▶ **Goal**: Every record below should be printed exactly as it appears.

·····

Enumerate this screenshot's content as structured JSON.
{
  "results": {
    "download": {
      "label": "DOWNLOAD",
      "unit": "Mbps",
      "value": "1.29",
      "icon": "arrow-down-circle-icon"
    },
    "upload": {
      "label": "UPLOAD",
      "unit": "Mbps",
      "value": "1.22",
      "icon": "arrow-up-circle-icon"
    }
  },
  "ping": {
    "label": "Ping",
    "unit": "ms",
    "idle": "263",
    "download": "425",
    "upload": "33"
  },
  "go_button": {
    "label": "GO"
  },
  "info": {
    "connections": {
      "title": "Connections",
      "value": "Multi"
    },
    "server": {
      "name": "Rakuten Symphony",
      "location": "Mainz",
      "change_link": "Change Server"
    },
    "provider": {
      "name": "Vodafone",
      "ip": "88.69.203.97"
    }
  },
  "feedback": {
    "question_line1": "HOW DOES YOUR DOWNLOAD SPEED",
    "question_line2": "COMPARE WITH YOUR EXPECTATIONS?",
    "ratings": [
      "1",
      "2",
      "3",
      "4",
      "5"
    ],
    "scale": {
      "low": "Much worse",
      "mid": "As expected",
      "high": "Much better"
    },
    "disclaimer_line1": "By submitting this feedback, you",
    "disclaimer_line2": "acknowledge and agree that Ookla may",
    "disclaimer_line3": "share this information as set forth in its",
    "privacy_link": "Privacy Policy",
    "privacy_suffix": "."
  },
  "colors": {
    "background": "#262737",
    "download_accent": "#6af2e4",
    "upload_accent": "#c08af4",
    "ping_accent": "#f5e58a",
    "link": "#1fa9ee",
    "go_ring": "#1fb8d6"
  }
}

·····

▶ **Full output**:
Enumerate this screenshot's content as structured JSON.
{
  "results": {
    "download": {
      "label": "DOWNLOAD",
      "unit": "Mbps",
      "value": "1.29",
      "icon": "arrow-down-circle-icon"
    },
    "upload": {
      "label": "UPLOAD",
      "unit": "Mbps",
      "value": "1.22",
      "icon": "arrow-up-circle-icon"
    }
  },
  "ping": {
    "label": "Ping",
    "unit": "ms",
    "idle": "263",
    "download": "425",
    "upload": "33"
  },
  "go_button": {
    "label": "GO"
  },
  "info": {
    "connections": {
      "title": "Connections",
      "value": "Multi"
    },
    "server": {
      "name": "Rakuten Symphony",
      "location": "Mainz",
      "change_link": "Change Server"
    },
    "provider": {
      "name": "Vodafone",
      "ip": "88.69.203.97"
    }
  },
  "feedback": {
    "question_line1": "HOW DOES YOUR DOWNLOAD SPEED",
    "question_line2": "COMPARE WITH YOUR EXPECTATIONS?",
    "ratings": [
      "1",
      "2",
      "3",
      "4",
      "5"
    ],
    "scale": {
      "low": "Much worse",
      "mid": "As expected",
      "high": "Much better"
    },
    "disclaimer_line1": "By submitting this feedback, you",
    "disclaimer_line2": "acknowledge and agree that Ookla may",
    "disclaimer_line3": "share this information as set forth in its",
    "privacy_link": "Privacy Policy",
    "privacy_suffix": "."
  },
  "colors": {
    "background": "#262737",
    "download_accent": "#6af2e4",
    "upload_accent": "#c08af4",
    "ping_accent": "#f5e58a",
    "link": "#1fa9ee",
    "go_ring": "#1fb8d6"
  }
}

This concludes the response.